Source data start

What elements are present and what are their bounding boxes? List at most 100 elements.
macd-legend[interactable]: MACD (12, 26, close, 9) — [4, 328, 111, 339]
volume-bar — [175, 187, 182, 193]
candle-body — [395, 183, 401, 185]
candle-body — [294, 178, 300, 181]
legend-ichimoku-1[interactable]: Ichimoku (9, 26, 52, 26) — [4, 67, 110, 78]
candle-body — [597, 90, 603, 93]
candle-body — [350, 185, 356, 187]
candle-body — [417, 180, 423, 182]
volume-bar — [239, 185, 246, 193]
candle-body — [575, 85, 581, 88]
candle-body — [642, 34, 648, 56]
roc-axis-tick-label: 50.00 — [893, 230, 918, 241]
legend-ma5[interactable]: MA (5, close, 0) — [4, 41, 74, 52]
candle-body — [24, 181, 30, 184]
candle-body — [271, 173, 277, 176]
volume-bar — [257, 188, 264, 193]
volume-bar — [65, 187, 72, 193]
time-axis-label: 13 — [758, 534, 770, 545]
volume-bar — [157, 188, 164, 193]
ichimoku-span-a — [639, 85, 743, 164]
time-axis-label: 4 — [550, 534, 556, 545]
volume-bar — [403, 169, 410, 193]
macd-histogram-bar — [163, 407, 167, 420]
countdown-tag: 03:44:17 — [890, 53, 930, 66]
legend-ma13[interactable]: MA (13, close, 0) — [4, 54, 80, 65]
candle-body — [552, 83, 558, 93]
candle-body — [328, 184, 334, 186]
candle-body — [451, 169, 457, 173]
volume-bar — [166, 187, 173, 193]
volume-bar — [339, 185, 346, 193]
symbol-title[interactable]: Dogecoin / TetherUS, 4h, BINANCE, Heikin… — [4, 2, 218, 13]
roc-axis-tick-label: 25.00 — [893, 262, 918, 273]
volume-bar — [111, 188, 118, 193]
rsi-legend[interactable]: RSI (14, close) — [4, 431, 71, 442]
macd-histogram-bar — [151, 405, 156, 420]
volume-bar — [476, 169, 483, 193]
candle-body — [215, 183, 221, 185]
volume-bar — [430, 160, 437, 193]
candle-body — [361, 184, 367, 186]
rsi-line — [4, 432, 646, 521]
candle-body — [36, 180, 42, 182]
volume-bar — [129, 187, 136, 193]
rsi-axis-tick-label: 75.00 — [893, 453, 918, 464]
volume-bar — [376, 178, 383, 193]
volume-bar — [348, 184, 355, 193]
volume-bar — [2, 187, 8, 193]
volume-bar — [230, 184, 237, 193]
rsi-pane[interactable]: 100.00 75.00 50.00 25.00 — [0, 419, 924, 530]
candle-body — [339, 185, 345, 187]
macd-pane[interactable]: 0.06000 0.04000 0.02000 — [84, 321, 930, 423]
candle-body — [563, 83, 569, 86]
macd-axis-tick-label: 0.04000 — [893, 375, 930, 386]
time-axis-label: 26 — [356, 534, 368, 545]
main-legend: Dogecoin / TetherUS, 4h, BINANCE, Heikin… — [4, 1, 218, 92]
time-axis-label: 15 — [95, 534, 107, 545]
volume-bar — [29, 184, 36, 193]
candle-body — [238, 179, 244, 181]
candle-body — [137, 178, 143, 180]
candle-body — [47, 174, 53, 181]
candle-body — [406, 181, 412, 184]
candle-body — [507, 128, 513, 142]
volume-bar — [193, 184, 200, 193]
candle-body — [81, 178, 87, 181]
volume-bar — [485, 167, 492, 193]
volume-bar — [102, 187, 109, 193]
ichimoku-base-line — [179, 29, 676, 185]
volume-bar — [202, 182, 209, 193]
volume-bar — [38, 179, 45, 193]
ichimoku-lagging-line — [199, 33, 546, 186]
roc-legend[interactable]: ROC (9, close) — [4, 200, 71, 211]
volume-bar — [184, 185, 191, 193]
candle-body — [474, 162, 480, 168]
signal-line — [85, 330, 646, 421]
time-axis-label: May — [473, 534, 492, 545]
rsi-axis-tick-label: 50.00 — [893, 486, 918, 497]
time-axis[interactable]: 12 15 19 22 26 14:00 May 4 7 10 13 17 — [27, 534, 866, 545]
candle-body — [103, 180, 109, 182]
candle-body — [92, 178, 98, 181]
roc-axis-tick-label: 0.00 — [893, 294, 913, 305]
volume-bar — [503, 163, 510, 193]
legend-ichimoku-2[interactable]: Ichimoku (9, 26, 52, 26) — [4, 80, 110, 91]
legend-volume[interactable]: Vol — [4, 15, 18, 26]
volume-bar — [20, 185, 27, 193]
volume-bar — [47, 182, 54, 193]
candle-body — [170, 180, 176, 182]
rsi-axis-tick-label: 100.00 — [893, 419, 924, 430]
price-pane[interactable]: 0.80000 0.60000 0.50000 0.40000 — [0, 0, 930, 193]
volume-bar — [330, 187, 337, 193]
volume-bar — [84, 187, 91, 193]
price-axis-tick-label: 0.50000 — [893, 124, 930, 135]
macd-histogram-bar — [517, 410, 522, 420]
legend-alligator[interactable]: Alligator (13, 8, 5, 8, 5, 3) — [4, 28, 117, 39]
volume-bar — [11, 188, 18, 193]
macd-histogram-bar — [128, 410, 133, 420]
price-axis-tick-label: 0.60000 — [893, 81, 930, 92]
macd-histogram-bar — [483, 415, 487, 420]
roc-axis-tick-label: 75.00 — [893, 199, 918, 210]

Source data end

Short exercise - Reproduce every line of the items above verbatim, with nothing changed or left out.

Solution to this task -
What elements are present and what are their bounding boxes? List at most 100 elements.
macd-legend[interactable]: MACD (12, 26, close, 9) — [4, 328, 111, 339]
volume-bar — [175, 187, 182, 193]
candle-body — [395, 183, 401, 185]
candle-body — [294, 178, 300, 181]
legend-ichimoku-1[interactable]: Ichimoku (9, 26, 52, 26) — [4, 67, 110, 78]
candle-body — [597, 90, 603, 93]
candle-body — [350, 185, 356, 187]
candle-body — [417, 180, 423, 182]
volume-bar — [239, 185, 246, 193]
candle-body — [575, 85, 581, 88]
candle-body — [642, 34, 648, 56]
roc-axis-tick-label: 50.00 — [893, 230, 918, 241]
legend-ma5[interactable]: MA (5, close, 0) — [4, 41, 74, 52]
candle-body — [24, 181, 30, 184]
candle-body — [271, 173, 277, 176]
volume-bar — [257, 188, 264, 193]
volume-bar — [65, 187, 72, 193]
time-axis-label: 13 — [758, 534, 770, 545]
volume-bar — [157, 188, 164, 193]
ichimoku-span-a — [639, 85, 743, 164]
time-axis-label: 4 — [550, 534, 556, 545]
volume-bar — [403, 169, 410, 193]
macd-histogram-bar — [163, 407, 167, 420]
countdown-tag: 03:44:17 — [890, 53, 930, 66]
legend-ma13[interactable]: MA (13, close, 0) — [4, 54, 80, 65]
candle-body — [552, 83, 558, 93]
candle-body — [328, 184, 334, 186]
candle-body — [451, 169, 457, 173]
volume-bar — [166, 187, 173, 193]
volume-bar — [339, 185, 346, 193]
symbol-title[interactable]: Dogecoin / TetherUS, 4h, BINANCE, Heikin… — [4, 2, 218, 13]
roc-axis-tick-label: 25.00 — [893, 262, 918, 273]
volume-bar — [111, 188, 118, 193]
rsi-legend[interactable]: RSI (14, close) — [4, 431, 71, 442]
macd-histogram-bar — [151, 405, 156, 420]
volume-bar — [476, 169, 483, 193]
candle-body — [215, 183, 221, 185]
volume-bar — [430, 160, 437, 193]
candle-body — [361, 184, 367, 186]
rsi-line — [4, 432, 646, 521]
candle-body — [36, 180, 42, 182]
volume-bar — [129, 187, 136, 193]
rsi-axis-tick-label: 75.00 — [893, 453, 918, 464]
volume-bar — [376, 178, 383, 193]
volume-bar — [348, 184, 355, 193]
volume-bar — [2, 187, 8, 193]
volume-bar — [230, 184, 237, 193]
rsi-pane[interactable]: 100.00 75.00 50.00 25.00 — [0, 419, 924, 530]
candle-body — [339, 185, 345, 187]
macd-pane[interactable]: 0.06000 0.04000 0.02000 — [84, 321, 930, 423]
candle-body — [563, 83, 569, 86]
macd-axis-tick-label: 0.04000 — [893, 375, 930, 386]
time-axis-label: 26 — [356, 534, 368, 545]
main-legend: Dogecoin / TetherUS, 4h, BINANCE, Heikin… — [4, 1, 218, 92]
time-axis-label: 15 — [95, 534, 107, 545]
volume-bar — [29, 184, 36, 193]
candle-body — [238, 179, 244, 181]
candle-body — [137, 178, 143, 180]
candle-body — [47, 174, 53, 181]
candle-body — [406, 181, 412, 184]
candle-body — [507, 128, 513, 142]
volume-bar — [193, 184, 200, 193]
candle-body — [81, 178, 87, 181]
volume-bar — [485, 167, 492, 193]
volume-bar — [102, 187, 109, 193]
ichimoku-base-line — [179, 29, 676, 185]
volume-bar — [202, 182, 209, 193]
volume-bar — [38, 179, 45, 193]
ichimoku-lagging-line — [199, 33, 546, 186]
roc-legend[interactable]: ROC (9, close) — [4, 200, 71, 211]
volume-bar — [184, 185, 191, 193]
candle-body — [474, 162, 480, 168]
signal-line — [85, 330, 646, 421]
time-axis-label: May — [473, 534, 492, 545]
rsi-axis-tick-label: 50.00 — [893, 486, 918, 497]
time-axis[interactable]: 12 15 19 22 26 14:00 May 4 7 10 13 17 — [27, 534, 866, 545]
candle-body — [103, 180, 109, 182]
candle-body — [92, 178, 98, 181]
roc-axis-tick-label: 0.00 — [893, 294, 913, 305]
volume-bar — [503, 163, 510, 193]
legend-ichimoku-2[interactable]: Ichimoku (9, 26, 52, 26) — [4, 80, 110, 91]
legend-volume[interactable]: Vol — [4, 15, 18, 26]
volume-bar — [20, 185, 27, 193]
volume-bar — [47, 182, 54, 193]
candle-body — [170, 180, 176, 182]
rsi-axis-tick-label: 100.00 — [893, 419, 924, 430]
price-pane[interactable]: 0.80000 0.60000 0.50000 0.40000 — [0, 0, 930, 193]
volume-bar — [330, 187, 337, 193]
volume-bar — [84, 187, 91, 193]
price-axis-tick-label: 0.50000 — [893, 124, 930, 135]
macd-histogram-bar — [517, 410, 522, 420]
legend-alligator[interactable]: Alligator (13, 8, 5, 8, 5, 3) — [4, 28, 117, 39]
volume-bar — [11, 188, 18, 193]
macd-histogram-bar — [128, 410, 133, 420]
price-axis-tick-label: 0.60000 — [893, 81, 930, 92]
macd-histogram-bar — [483, 415, 487, 420]
roc-axis-tick-label: 75.00 — [893, 199, 918, 210]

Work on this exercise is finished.